(Data entries for graphics)
--- begin ---
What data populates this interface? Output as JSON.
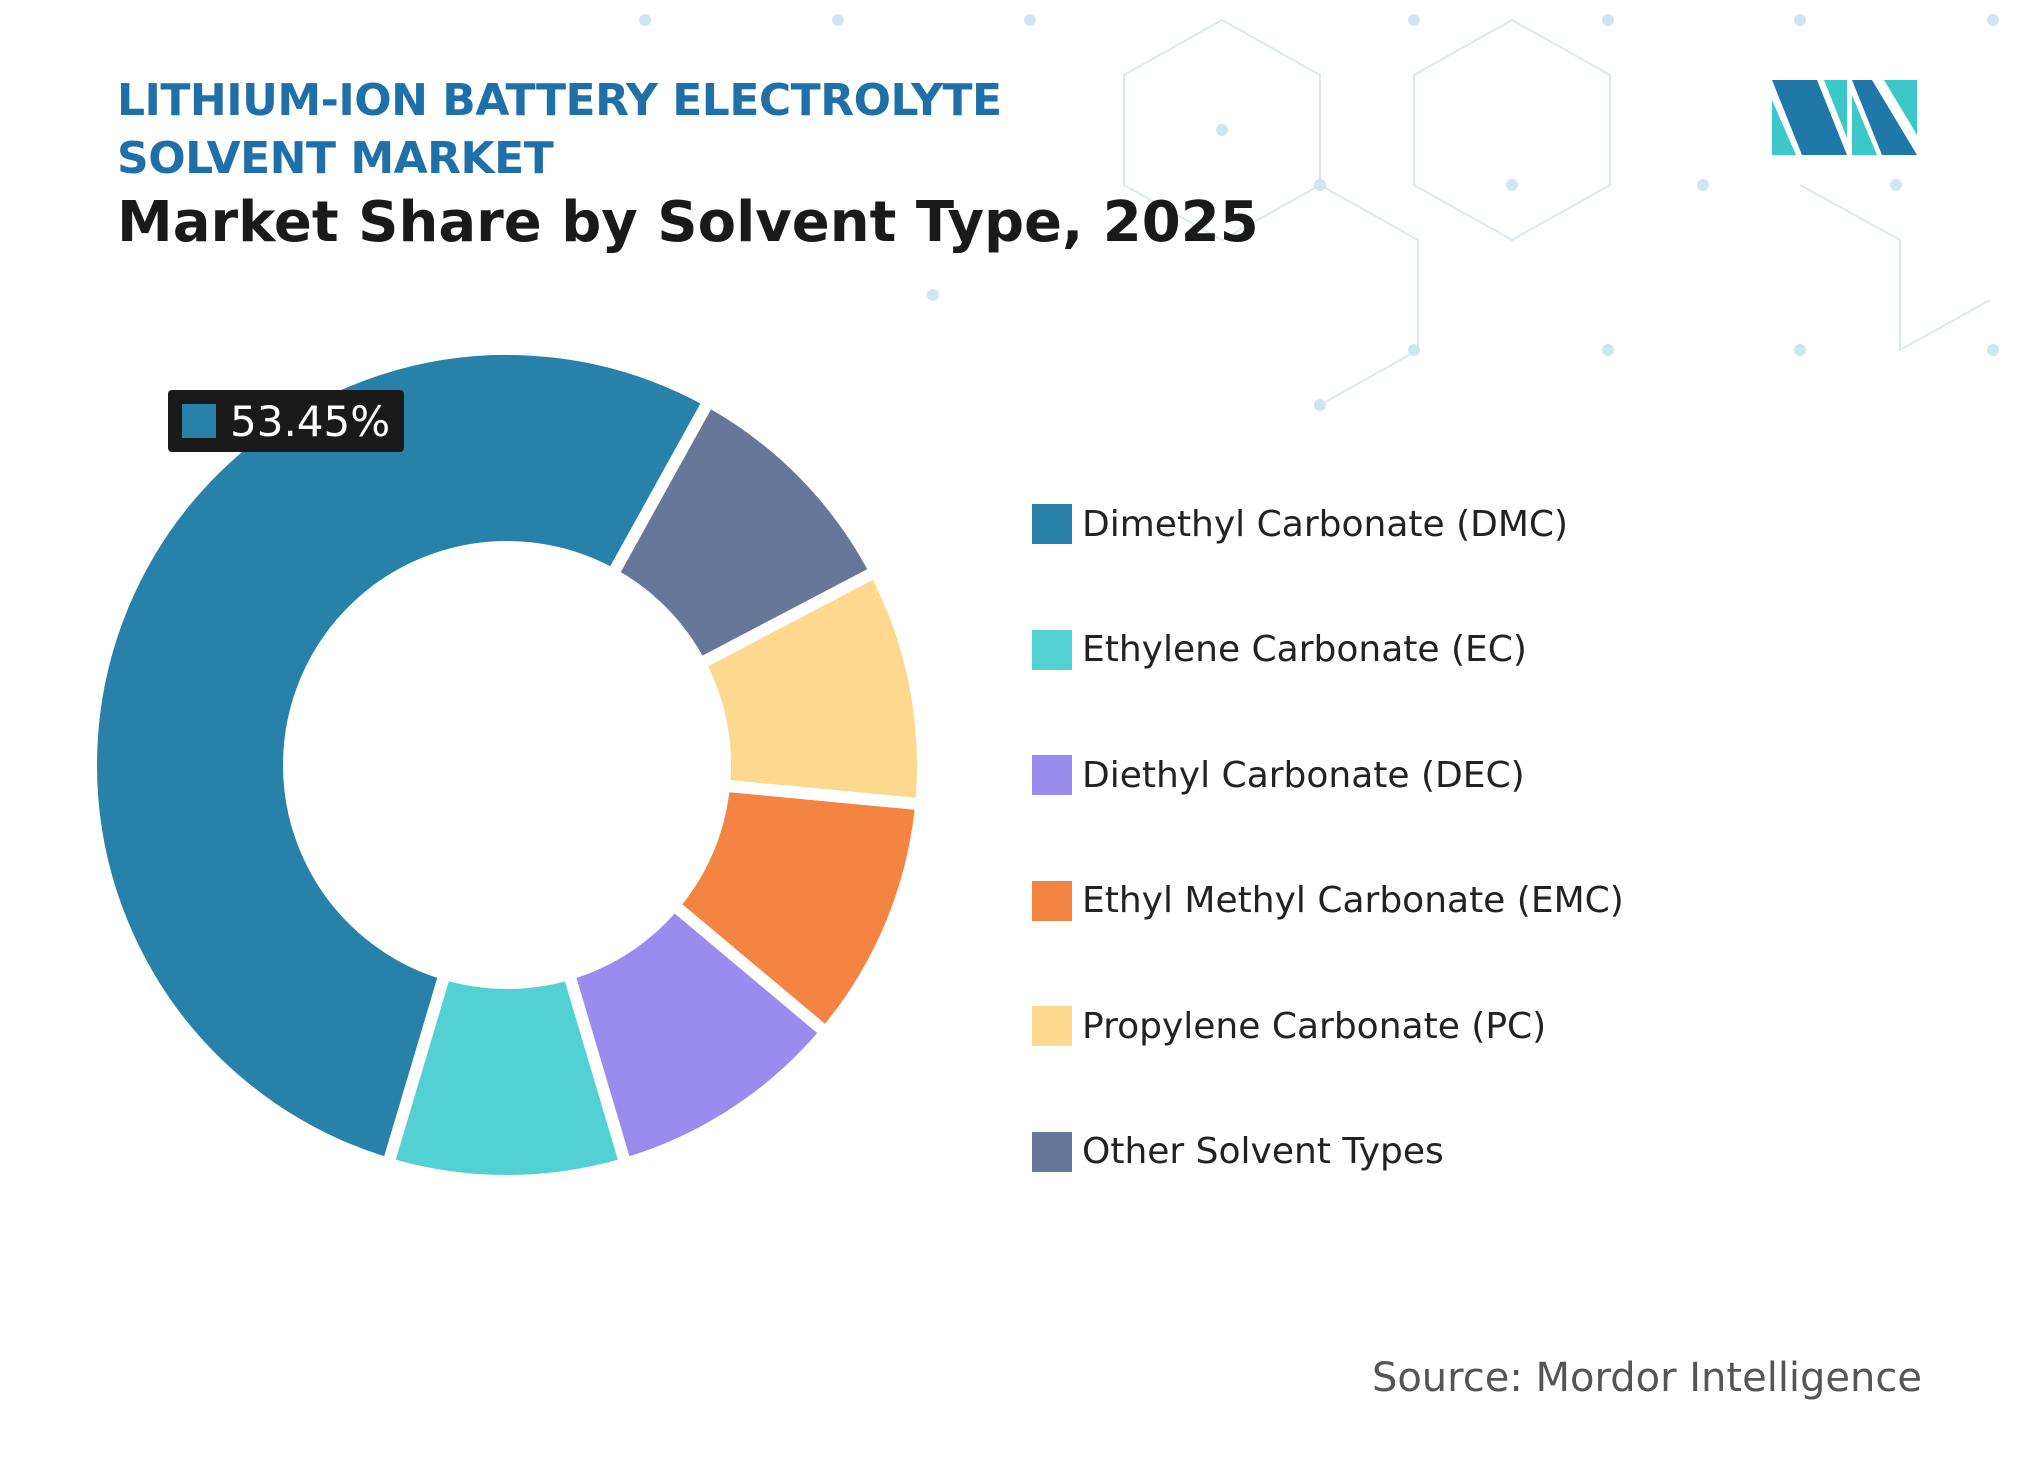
{
  "chart_data": {
    "type": "donut",
    "title": "LITHIUM-ION BATTERY ELECTROLYTE SOLVENT MARKET",
    "subtitle": "Market Share by Solvent Type, 2025",
    "categories": [
      "Dimethyl Carbonate (DMC)",
      "Ethylene Carbonate (EC)",
      "Diethyl Carbonate (DEC)",
      "Ethyl Methyl Carbonate (EMC)",
      "Propylene Carbonate (PC)",
      "Other Solvent Types"
    ],
    "values": [
      53.45,
      9.2,
      9.3,
      9.6,
      9.2,
      9.25
    ],
    "value_labels": [
      "53.45%",
      null,
      null,
      null,
      null,
      null
    ],
    "colors": [
      "#2781a8",
      "#52d0d3",
      "#9a8bef",
      "#f48441",
      "#fdd98f",
      "#667799"
    ],
    "source": "Source: Mordor Intelligence"
  }
}
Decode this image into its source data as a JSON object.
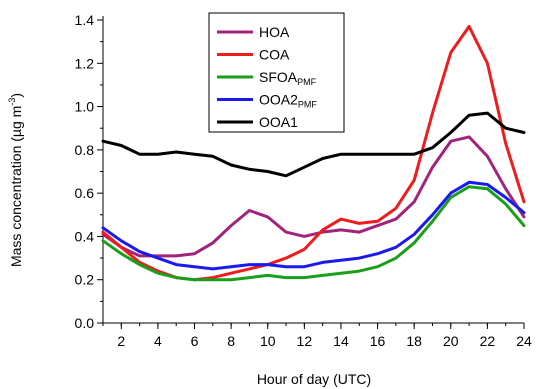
{
  "chart_data": {
    "type": "line",
    "xlabel": "Hour of day (UTC)",
    "ylabel": "Mass concentration (µg m",
    "ylabel_sup": "-3",
    "ylabel_close": ")",
    "xlim": [
      1,
      24
    ],
    "ylim": [
      0,
      1.4
    ],
    "xticks": [
      2,
      4,
      6,
      8,
      10,
      12,
      14,
      16,
      18,
      20,
      22,
      24
    ],
    "xtick_labels": [
      "2",
      "4",
      "6",
      "8",
      "10",
      "12",
      "14",
      "16",
      "18",
      "20",
      "22",
      "24"
    ],
    "yticks": [
      0.0,
      0.2,
      0.4,
      0.6,
      0.8,
      1.0,
      1.2,
      1.4
    ],
    "ytick_labels": [
      "0.0",
      "0.2",
      "0.4",
      "0.6",
      "0.8",
      "1.0",
      "1.2",
      "1.4"
    ],
    "legend_position": "top-center",
    "x": [
      1,
      2,
      3,
      4,
      5,
      6,
      7,
      8,
      9,
      10,
      11,
      12,
      13,
      14,
      15,
      16,
      17,
      18,
      19,
      20,
      21,
      22,
      23,
      24
    ],
    "series": [
      {
        "name": "HOA",
        "sub": "",
        "color": "#a0237c",
        "values": [
          0.41,
          0.35,
          0.31,
          0.31,
          0.31,
          0.32,
          0.37,
          0.45,
          0.52,
          0.49,
          0.42,
          0.4,
          0.42,
          0.43,
          0.42,
          0.45,
          0.48,
          0.56,
          0.72,
          0.84,
          0.86,
          0.77,
          0.62,
          0.49
        ]
      },
      {
        "name": "COA",
        "sub": "",
        "color": "#ee1c1c",
        "values": [
          0.42,
          0.35,
          0.28,
          0.24,
          0.21,
          0.2,
          0.21,
          0.23,
          0.25,
          0.27,
          0.3,
          0.34,
          0.43,
          0.48,
          0.46,
          0.47,
          0.53,
          0.66,
          0.97,
          1.25,
          1.37,
          1.2,
          0.83,
          0.56
        ]
      },
      {
        "name": "SFOA",
        "sub": "PMF",
        "color": "#1a9f1a",
        "values": [
          0.38,
          0.32,
          0.27,
          0.23,
          0.21,
          0.2,
          0.2,
          0.2,
          0.21,
          0.22,
          0.21,
          0.21,
          0.22,
          0.23,
          0.24,
          0.26,
          0.3,
          0.37,
          0.47,
          0.58,
          0.63,
          0.62,
          0.55,
          0.45
        ]
      },
      {
        "name": "OOA2",
        "sub": "PMF",
        "color": "#1a1aee",
        "values": [
          0.44,
          0.38,
          0.33,
          0.3,
          0.27,
          0.26,
          0.25,
          0.26,
          0.27,
          0.27,
          0.26,
          0.26,
          0.28,
          0.29,
          0.3,
          0.32,
          0.35,
          0.41,
          0.5,
          0.6,
          0.65,
          0.64,
          0.58,
          0.51
        ]
      },
      {
        "name": "OOA1",
        "sub": "",
        "color": "#000000",
        "values": [
          0.84,
          0.82,
          0.78,
          0.78,
          0.79,
          0.78,
          0.77,
          0.73,
          0.71,
          0.7,
          0.68,
          0.72,
          0.76,
          0.78,
          0.78,
          0.78,
          0.78,
          0.78,
          0.81,
          0.88,
          0.96,
          0.97,
          0.9,
          0.88
        ]
      }
    ]
  }
}
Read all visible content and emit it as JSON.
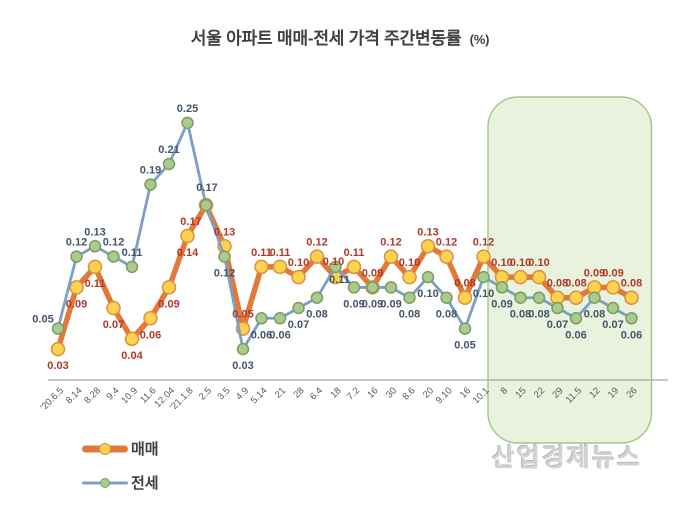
--- end ---
Write the listing out a second time exactly, dropping all images.

What data populates this interface? Output as JSON.
{
  "chart_data": {
    "type": "donut",
    "title": "LITHIUM-ION BATTERY ELECTROLYTE SOLVENT MARKET",
    "subtitle": "Market Share by Solvent Type, 2025",
    "categories": [
      "Dimethyl Carbonate (DMC)",
      "Ethylene Carbonate (EC)",
      "Diethyl Carbonate (DEC)",
      "Ethyl Methyl Carbonate (EMC)",
      "Propylene Carbonate (PC)",
      "Other Solvent Types"
    ],
    "values": [
      53.45,
      9.2,
      9.3,
      9.6,
      9.2,
      9.25
    ],
    "value_labels": [
      "53.45%",
      null,
      null,
      null,
      null,
      null
    ],
    "colors": [
      "#2781a8",
      "#52d0d3",
      "#9a8bef",
      "#f48441",
      "#fdd98f",
      "#667799"
    ],
    "source": "Source: Mordor Intelligence"
  }
}
Decode this image into its source data as a JSON object.
{
  "chart_data": {
    "type": "line",
    "xlabel": "Hour of day (UTC)",
    "ylabel": "Mass concentration (µg m",
    "ylabel_sup": "-3",
    "ylabel_close": ")",
    "xlim": [
      1,
      24
    ],
    "ylim": [
      0,
      1.4
    ],
    "xticks": [
      2,
      4,
      6,
      8,
      10,
      12,
      14,
      16,
      18,
      20,
      22,
      24
    ],
    "xtick_labels": [
      "2",
      "4",
      "6",
      "8",
      "10",
      "12",
      "14",
      "16",
      "18",
      "20",
      "22",
      "24"
    ],
    "yticks": [
      0.0,
      0.2,
      0.4,
      0.6,
      0.8,
      1.0,
      1.2,
      1.4
    ],
    "ytick_labels": [
      "0.0",
      "0.2",
      "0.4",
      "0.6",
      "0.8",
      "1.0",
      "1.2",
      "1.4"
    ],
    "legend_position": "top-center",
    "x": [
      1,
      2,
      3,
      4,
      5,
      6,
      7,
      8,
      9,
      10,
      11,
      12,
      13,
      14,
      15,
      16,
      17,
      18,
      19,
      20,
      21,
      22,
      23,
      24
    ],
    "series": [
      {
        "name": "HOA",
        "sub": "",
        "color": "#a0237c",
        "values": [
          0.41,
          0.35,
          0.31,
          0.31,
          0.31,
          0.32,
          0.37,
          0.45,
          0.52,
          0.49,
          0.42,
          0.4,
          0.42,
          0.43,
          0.42,
          0.45,
          0.48,
          0.56,
          0.72,
          0.84,
          0.86,
          0.77,
          0.62,
          0.49
        ]
      },
      {
        "name": "COA",
        "sub": "",
        "color": "#ee1c1c",
        "values": [
          0.42,
          0.35,
          0.28,
          0.24,
          0.21,
          0.2,
          0.21,
          0.23,
          0.25,
          0.27,
          0.3,
          0.34,
          0.43,
          0.48,
          0.46,
          0.47,
          0.53,
          0.66,
          0.97,
          1.25,
          1.37,
          1.2,
          0.83,
          0.56
        ]
      },
      {
        "name": "SFOA",
        "sub": "PMF",
        "color": "#1a9f1a",
        "values": [
          0.38,
          0.32,
          0.27,
          0.23,
          0.21,
          0.2,
          0.2,
          0.2,
          0.21,
          0.22,
          0.21,
          0.21,
          0.22,
          0.23,
          0.24,
          0.26,
          0.3,
          0.37,
          0.47,
          0.58,
          0.63,
          0.62,
          0.55,
          0.45
        ]
      },
      {
        "name": "OOA2",
        "sub": "PMF",
        "color": "#1a1aee",
        "values": [
          0.44,
          0.38,
          0.33,
          0.3,
          0.27,
          0.26,
          0.25,
          0.26,
          0.27,
          0.27,
          0.26,
          0.26,
          0.28,
          0.29,
          0.3,
          0.32,
          0.35,
          0.41,
          0.5,
          0.6,
          0.65,
          0.64,
          0.58,
          0.51
        ]
      },
      {
        "name": "OOA1",
        "sub": "",
        "color": "#000000",
        "values": [
          0.84,
          0.82,
          0.78,
          0.78,
          0.79,
          0.78,
          0.77,
          0.73,
          0.71,
          0.7,
          0.68,
          0.72,
          0.76,
          0.78,
          0.78,
          0.78,
          0.78,
          0.78,
          0.81,
          0.88,
          0.96,
          0.97,
          0.9,
          0.88
        ]
      }
    ]
  }
}
Read all visible content and emit it as JSON.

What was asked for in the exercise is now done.